▶ Working data
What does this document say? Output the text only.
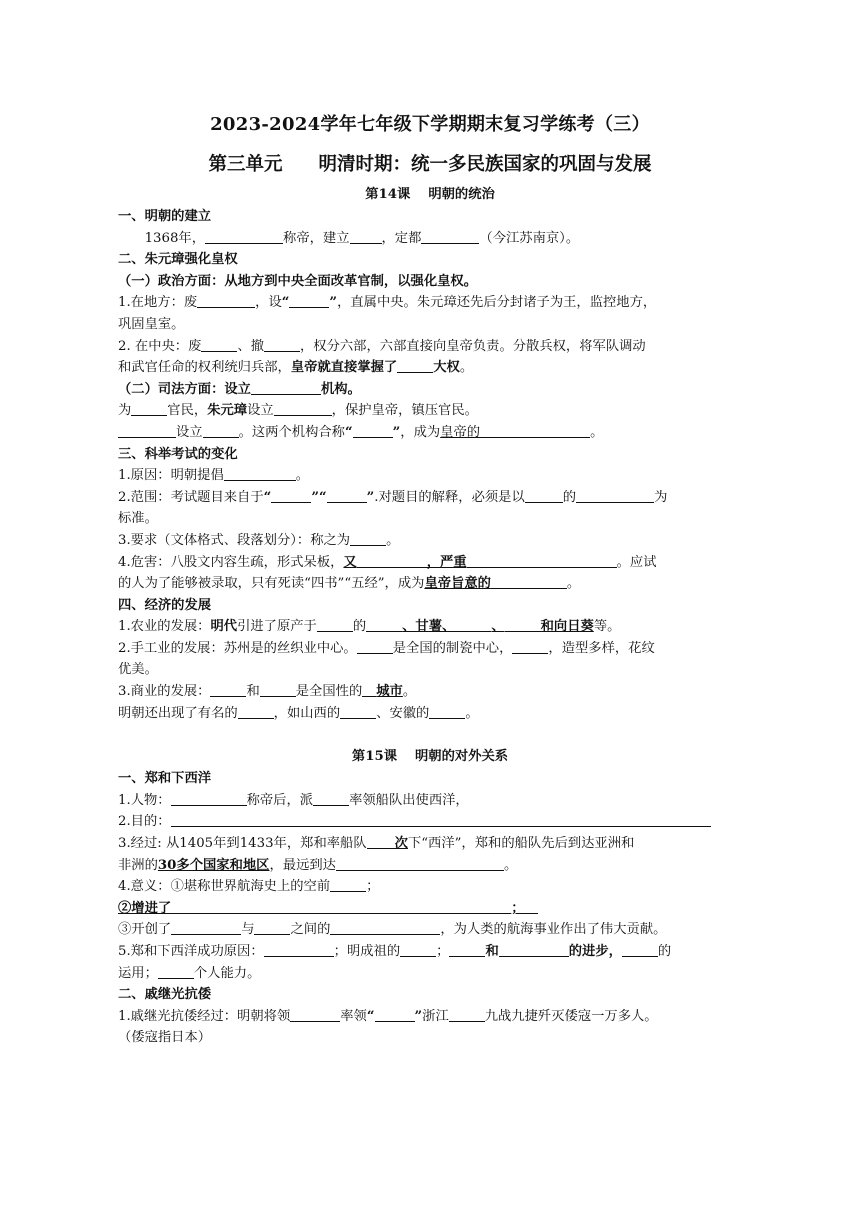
2023-2024学年七年级下学期期末复习学练考（三）
第三单元 明清时期：统一多民族国家的巩固与发展
第14课 明朝的统治

一、明朝的建立

1368年，	称帝，建立 ，定都	（今江苏南京）。

二、朱元璋强化皇权

（一）政治方面：从地方到中央全面改革官制，以强化皇权。

1.在地方：废	，设“	”，直属中央。朱元璋还先后分封诸子为王，监控地方，

巩固皇室。

2. 在中央：废	、撤	，权分六部，六部直接向皇帝负责。分散兵权，将军队调动

和武官任命的权利统归兵部，皇帝就直接掌握了	大权。

（二）司法方面：设立	机构。

为	官民，朱元璋设立	，保护皇帝，镇压官民。

设立	。这两个机构合称“	”，成为皇帝的	。

三、科举考试的变化

1.原因：明朝提倡	。

2.范围：考试题目来自于“	”“	”.对题目的解释，必须是以	的	为

标准。

3.要求（文体格式、段落划分）：称之为	。

4.危害：八股文内容生疏，形式呆板，又	，严重	。应试

的人为了能够被录取，只有死读“四书”“五经”，成为皇帝旨意的	。

四、经济的发展

1.农业的发展：明代引进了原产于	的	、甘薯、	、	和向日葵等。

2.手工业的发展：苏州是的丝织业中心。	是全国的制瓷中心，	，造型多样，花纹

优美。

3.商业的发展：	和	是全国性的 城市。

明朝还出现了有名的	，如山西的	、安徽的	。

第15课 明朝的对外关系

一、郑和下西洋

1.人物：	称帝后，派	率领船队出使西洋，

2.目的：

3.经过: 从1405年到1433年，郑和率船队 次下“西洋”，郑和的船队先后到达亚洲和

非洲的30多个国家和地区，最远到达	。

4.意义：①堪称世界航海史上的空前	；

②增进了	；

③开创了	与	之间的	，为人类的航海事业作出了伟大贡献。

5.郑和下西洋成功原因：	；明成祖的	；	和	的进步，	的

运用；	个人能力。

二、戚继光抗倭

1.戚继光抗倭经过：明朝将领	率领“	”浙江	九战九捷歼灭倭寇一万多人。

（倭寇指日本）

▶ Exercise
Print all of the entries word for word. Omit the pictures they contain.

▶ Response for this exercise
What does this document say? Output the text only.
2023-2024学年七年级下学期期末复习学练考（三）
第三单元 明清时期：统一多民族国家的巩固与发展
第14课 明朝的统治

一、明朝的建立

1368年，	称帝，建立 ，定都	（今江苏南京）。

二、朱元璋强化皇权

（一）政治方面：从地方到中央全面改革官制，以强化皇权。

1.在地方：废	，设“	”，直属中央。朱元璋还先后分封诸子为王，监控地方，

巩固皇室。

2. 在中央：废	、撤	，权分六部，六部直接向皇帝负责。分散兵权，将军队调动

和武官任命的权利统归兵部，皇帝就直接掌握了	大权。

（二）司法方面：设立	机构。

为	官民，朱元璋设立	，保护皇帝，镇压官民。

设立	。这两个机构合称“	”，成为皇帝的	。

三、科举考试的变化

1.原因：明朝提倡	。

2.范围：考试题目来自于“	”“	”.对题目的解释，必须是以	的	为

标准。

3.要求（文体格式、段落划分）：称之为	。

4.危害：八股文内容生疏，形式呆板，又	，严重	。应试

的人为了能够被录取，只有死读“四书”“五经”，成为皇帝旨意的	。

四、经济的发展

1.农业的发展：明代引进了原产于	的	、甘薯、	、	和向日葵等。

2.手工业的发展：苏州是的丝织业中心。	是全国的制瓷中心，	，造型多样，花纹

优美。

3.商业的发展：	和	是全国性的 城市。

明朝还出现了有名的	，如山西的	、安徽的	。

第15课 明朝的对外关系

一、郑和下西洋

1.人物：	称帝后，派	率领船队出使西洋，

2.目的：

3.经过: 从1405年到1433年，郑和率船队 次下“西洋”，郑和的船队先后到达亚洲和

非洲的30多个国家和地区，最远到达	。

4.意义：①堪称世界航海史上的空前	；

②增进了	；

③开创了	与	之间的	，为人类的航海事业作出了伟大贡献。

5.郑和下西洋成功原因：	；明成祖的	；	和	的进步，	的

运用；	个人能力。

二、戚继光抗倭

1.戚继光抗倭经过：明朝将领	率领“	”浙江	九战九捷歼灭倭寇一万多人。

（倭寇指日本）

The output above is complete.